### TASK TO COMPLETE
Reproduce each of the entries below line for line with no changes, omitting the pictures.

### STORED DATA
= = =

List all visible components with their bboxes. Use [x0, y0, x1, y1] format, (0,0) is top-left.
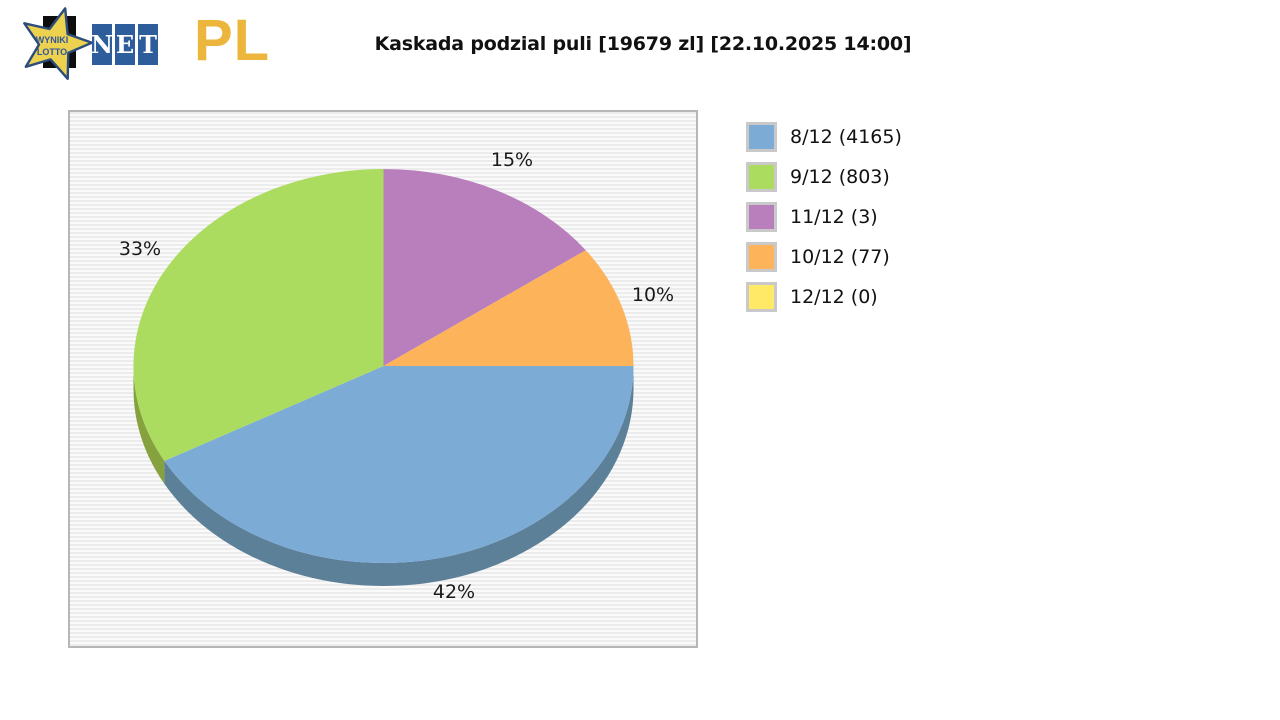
pie-slice: [383, 169, 586, 366]
chart-legend: 8/12 (4165) 9/12 (803) 11/12 (3) 10/12 (77)…: [746, 122, 902, 322]
legend-item: 9/12 (803): [746, 162, 902, 192]
lotto-star-icon: WYNIKI LOTTO: [23, 7, 94, 81]
pie-slice-side: [133, 366, 165, 484]
pie-chart: 15% 10% 42% 33%: [119, 149, 674, 603]
pie-percent-label: 15%: [491, 149, 533, 171]
legend-item: 11/12 (3): [746, 202, 902, 232]
logo-letter-e: E: [115, 24, 135, 65]
legend-swatch: [746, 122, 777, 152]
legend-label: 10/12 (77): [790, 246, 890, 268]
star-text-line1: WYNIKI: [36, 35, 69, 45]
star-text-line2: LOTTO: [37, 47, 67, 57]
legend-label: 8/12 (4165): [790, 126, 902, 148]
pie-slice: [383, 250, 634, 366]
legend-item: 10/12 (77): [746, 242, 902, 272]
pie-slice: [133, 169, 384, 461]
site-logo[interactable]: WYNIKI LOTTO N E T PL: [8, 2, 278, 84]
pie-percent-label: 33%: [119, 238, 161, 260]
pie-percent-label: 10%: [632, 284, 674, 306]
page-title: Kaskada podzial puli [19679 zl] [22.10.2…: [374, 33, 912, 55]
legend-label: 9/12 (803): [790, 166, 890, 188]
legend-label: 12/12 (0): [790, 286, 878, 308]
legend-swatch: [746, 242, 777, 272]
logo-letter-n: N: [91, 24, 113, 65]
chart-panel: 15% 10% 42% 33%: [68, 110, 698, 648]
logo-letter-t: T: [138, 24, 158, 65]
pie-slice: [164, 366, 634, 564]
legend-swatch: [746, 162, 777, 192]
legend-swatch: [746, 282, 777, 312]
logo-net: N E T: [91, 24, 158, 65]
legend-label: 11/12 (3): [790, 206, 878, 228]
legend-swatch: [746, 202, 777, 232]
legend-item: 8/12 (4165): [746, 122, 902, 152]
legend-item: 12/12 (0): [746, 282, 902, 312]
logo-pl: PL: [194, 8, 271, 73]
pie-percent-label: 42%: [433, 581, 475, 603]
star-shape: [23, 7, 94, 81]
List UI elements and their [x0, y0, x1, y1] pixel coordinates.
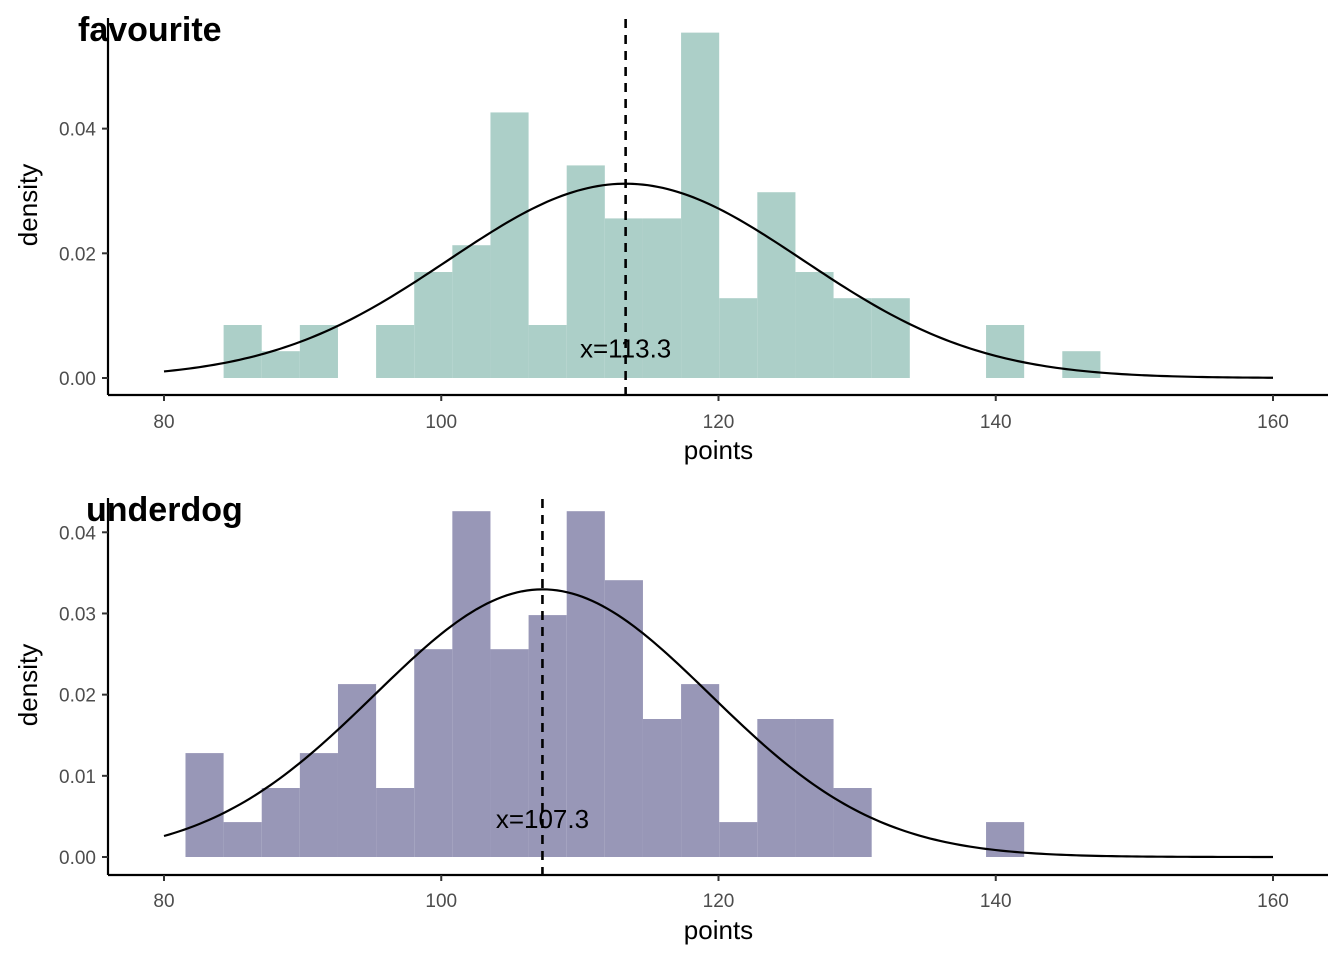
x-tick-label: 100	[425, 891, 457, 912]
histogram-bar	[833, 788, 872, 857]
favourite-panel-title: favourite	[78, 11, 222, 49]
underdog-x-axis-title: points	[684, 915, 753, 945]
histogram-bar	[566, 165, 605, 378]
underdog-x-ticks: 80 100 120 140 160	[153, 875, 1289, 912]
underdog-y-ticks: 0.00 0.01 0.02 0.03 0.04	[59, 523, 108, 869]
x-tick-label: 80	[153, 891, 174, 912]
histogram-bar	[642, 218, 682, 378]
histogram-bar	[376, 788, 415, 857]
favourite-histogram-bars	[223, 32, 1101, 379]
x-tick-label: 100	[425, 412, 457, 433]
histogram-bar	[223, 822, 262, 857]
y-tick-label: 0.01	[59, 767, 96, 788]
underdog-histogram-bars	[185, 511, 1025, 857]
x-tick-label: 120	[703, 412, 735, 433]
favourite-y-ticks: 0.00 0.02 0.04	[59, 120, 108, 390]
panel-favourite: 80 100 120 140 160 0.00 0.02 0.04 x=113.3 poin…	[13, 11, 1328, 465]
favourite-x-axis-title: points	[684, 435, 753, 465]
histogram-bar	[185, 753, 224, 857]
underdog-y-axis-title: density	[13, 644, 43, 726]
histogram-bar	[719, 822, 758, 857]
panel-underdog: 80 100 120 140 160 0.00 0.01 0.02 0.03 0.04 x=10…	[13, 491, 1328, 945]
favourite-normal-curve	[163, 182, 1274, 379]
histogram-bar	[795, 272, 834, 378]
histogram-bar	[261, 788, 300, 857]
y-tick-label: 0.03	[59, 604, 96, 625]
histogram-bar	[261, 351, 300, 378]
histogram-bar	[414, 272, 453, 378]
x-tick-label: 80	[153, 412, 174, 433]
x-tick-label: 120	[703, 891, 735, 912]
histogram-bar	[452, 511, 491, 857]
favourite-mean-label: x=113.3	[580, 334, 671, 364]
favourite-y-axis-title: density	[13, 164, 43, 246]
histogram-bar	[528, 615, 567, 857]
histogram-bar	[719, 298, 758, 378]
histogram-bar	[642, 719, 682, 857]
histogram-bar	[604, 580, 643, 857]
favourite-x-ticks: 80 100 120 140 160	[153, 395, 1289, 433]
histogram-bar	[376, 325, 415, 378]
histogram-bar	[795, 719, 834, 857]
underdog-mean-label: x=107.3	[496, 804, 589, 834]
histogram-bar	[1062, 351, 1101, 378]
histogram-bar	[566, 511, 605, 857]
y-tick-label: 0.00	[59, 369, 96, 390]
histogram-bar	[986, 325, 1025, 378]
y-tick-label: 0.00	[59, 848, 96, 869]
underdog-normal-curve	[163, 588, 1273, 859]
underdog-panel-title: underdog	[86, 491, 243, 529]
histogram-bar	[757, 192, 796, 378]
y-tick-label: 0.04	[59, 120, 96, 141]
histogram-bar	[337, 684, 377, 857]
y-tick-label: 0.04	[59, 523, 96, 544]
histogram-bar	[414, 649, 453, 857]
histogram-bar	[490, 112, 529, 378]
histogram-bar	[681, 684, 720, 857]
histogram-bar	[223, 325, 262, 378]
x-tick-label: 140	[980, 412, 1012, 433]
histogram-bar	[757, 719, 796, 857]
histogram-bar	[833, 298, 872, 378]
x-tick-label: 160	[1257, 891, 1289, 912]
y-tick-label: 0.02	[59, 686, 96, 707]
histogram-bar	[490, 649, 529, 857]
x-tick-label: 140	[980, 891, 1012, 912]
histogram-bar	[528, 325, 567, 378]
histogram-bar	[871, 298, 910, 378]
x-tick-label: 160	[1257, 412, 1289, 433]
y-tick-label: 0.02	[59, 244, 96, 265]
histogram-bar	[452, 245, 491, 378]
histogram-bar	[299, 753, 338, 857]
histogram-bar	[604, 218, 643, 378]
histogram-bar	[299, 325, 338, 378]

= = =

### EXERCISE SOLUTION
List all visible components with their bboxes. Use [x0, y0, x1, y1] format, (0,0) is top-left.
pie-slice: [383, 169, 586, 366]
chart-legend: 8/12 (4165) 9/12 (803) 11/12 (3) 10/12 (77)…: [746, 122, 902, 322]
legend-item: 9/12 (803): [746, 162, 902, 192]
lotto-star-icon: WYNIKI LOTTO: [23, 7, 94, 81]
pie-slice-side: [133, 366, 165, 484]
pie-chart: 15% 10% 42% 33%: [119, 149, 674, 603]
pie-percent-label: 15%: [491, 149, 533, 171]
legend-item: 11/12 (3): [746, 202, 902, 232]
logo-letter-e: E: [115, 24, 135, 65]
legend-swatch: [746, 122, 777, 152]
legend-label: 10/12 (77): [790, 246, 890, 268]
star-text-line1: WYNIKI: [36, 35, 69, 45]
star-text-line2: LOTTO: [37, 47, 67, 57]
legend-label: 8/12 (4165): [790, 126, 902, 148]
pie-slice: [383, 250, 634, 366]
legend-item: 10/12 (77): [746, 242, 902, 272]
pie-slice: [133, 169, 384, 461]
site-logo[interactable]: WYNIKI LOTTO N E T PL: [8, 2, 278, 84]
pie-percent-label: 33%: [119, 238, 161, 260]
pie-percent-label: 10%: [632, 284, 674, 306]
page-title: Kaskada podzial puli [19679 zl] [22.10.2…: [374, 33, 912, 55]
legend-label: 9/12 (803): [790, 166, 890, 188]
legend-label: 12/12 (0): [790, 286, 878, 308]
legend-swatch: [746, 242, 777, 272]
logo-letter-n: N: [91, 24, 113, 65]
chart-panel: 15% 10% 42% 33%: [68, 110, 698, 648]
logo-letter-t: T: [138, 24, 158, 65]
pie-slice: [164, 366, 634, 564]
legend-swatch: [746, 162, 777, 192]
legend-swatch: [746, 282, 777, 312]
logo-net: N E T: [91, 24, 158, 65]
legend-label: 11/12 (3): [790, 206, 878, 228]
legend-swatch: [746, 202, 777, 232]
legend-item: 8/12 (4165): [746, 122, 902, 152]
legend-item: 12/12 (0): [746, 282, 902, 312]
logo-pl: PL: [194, 8, 271, 73]
pie-percent-label: 42%: [433, 581, 475, 603]
star-shape: [23, 7, 94, 81]
List UI elements and their [x0, y0, x1, y1] pixel coordinates.
x-tick-label: 100	[425, 891, 457, 912]
histogram-bar	[833, 788, 872, 857]
favourite-panel-title: favourite	[78, 11, 222, 49]
underdog-x-axis-title: points	[684, 915, 753, 945]
histogram-bar	[566, 165, 605, 378]
underdog-x-ticks: 80 100 120 140 160	[153, 875, 1289, 912]
underdog-y-ticks: 0.00 0.01 0.02 0.03 0.04	[59, 523, 108, 869]
x-tick-label: 80	[153, 891, 174, 912]
histogram-bar	[642, 218, 682, 378]
histogram-bar	[376, 788, 415, 857]
favourite-histogram-bars	[223, 32, 1101, 379]
x-tick-label: 100	[425, 412, 457, 433]
histogram-bar	[223, 822, 262, 857]
y-tick-label: 0.01	[59, 767, 96, 788]
underdog-histogram-bars	[185, 511, 1025, 857]
x-tick-label: 120	[703, 412, 735, 433]
favourite-y-ticks: 0.00 0.02 0.04	[59, 120, 108, 390]
panel-favourite: 80 100 120 140 160 0.00 0.02 0.04 x=113.3 poin…	[13, 11, 1328, 465]
favourite-x-axis-title: points	[684, 435, 753, 465]
histogram-bar	[185, 753, 224, 857]
underdog-y-axis-title: density	[13, 644, 43, 726]
histogram-bar	[719, 822, 758, 857]
panel-underdog: 80 100 120 140 160 0.00 0.01 0.02 0.03 0.04 x=10…	[13, 491, 1328, 945]
favourite-normal-curve	[163, 182, 1274, 379]
histogram-bar	[795, 272, 834, 378]
histogram-bar	[261, 788, 300, 857]
y-tick-label: 0.03	[59, 604, 96, 625]
histogram-bar	[261, 351, 300, 378]
histogram-bar	[414, 272, 453, 378]
x-tick-label: 80	[153, 412, 174, 433]
x-tick-label: 120	[703, 891, 735, 912]
histogram-bar	[452, 511, 491, 857]
favourite-mean-label: x=113.3	[580, 334, 671, 364]
favourite-y-axis-title: density	[13, 164, 43, 246]
histogram-bar	[528, 615, 567, 857]
histogram-bar	[719, 298, 758, 378]
histogram-bar	[642, 719, 682, 857]
histogram-bar	[604, 580, 643, 857]
favourite-x-ticks: 80 100 120 140 160	[153, 395, 1289, 433]
histogram-bar	[376, 325, 415, 378]
histogram-bar	[795, 719, 834, 857]
underdog-mean-label: x=107.3	[496, 804, 589, 834]
histogram-bar	[1062, 351, 1101, 378]
histogram-bar	[566, 511, 605, 857]
y-tick-label: 0.00	[59, 369, 96, 390]
histogram-bar	[986, 325, 1025, 378]
y-tick-label: 0.00	[59, 848, 96, 869]
underdog-normal-curve	[163, 588, 1273, 859]
underdog-panel-title: underdog	[86, 491, 243, 529]
histogram-bar	[757, 192, 796, 378]
y-tick-label: 0.04	[59, 120, 96, 141]
histogram-bar	[337, 684, 377, 857]
y-tick-label: 0.04	[59, 523, 96, 544]
histogram-bar	[414, 649, 453, 857]
histogram-bar	[490, 112, 529, 378]
histogram-bar	[681, 684, 720, 857]
histogram-bar	[223, 325, 262, 378]
x-tick-label: 140	[980, 412, 1012, 433]
histogram-bar	[757, 719, 796, 857]
histogram-bar	[833, 298, 872, 378]
x-tick-label: 160	[1257, 891, 1289, 912]
y-tick-label: 0.02	[59, 686, 96, 707]
histogram-bar	[490, 649, 529, 857]
x-tick-label: 140	[980, 891, 1012, 912]
histogram-bar	[528, 325, 567, 378]
histogram-bar	[871, 298, 910, 378]
x-tick-label: 160	[1257, 412, 1289, 433]
y-tick-label: 0.02	[59, 244, 96, 265]
histogram-bar	[452, 245, 491, 378]
histogram-bar	[299, 753, 338, 857]
histogram-bar	[604, 218, 643, 378]
histogram-bar	[299, 325, 338, 378]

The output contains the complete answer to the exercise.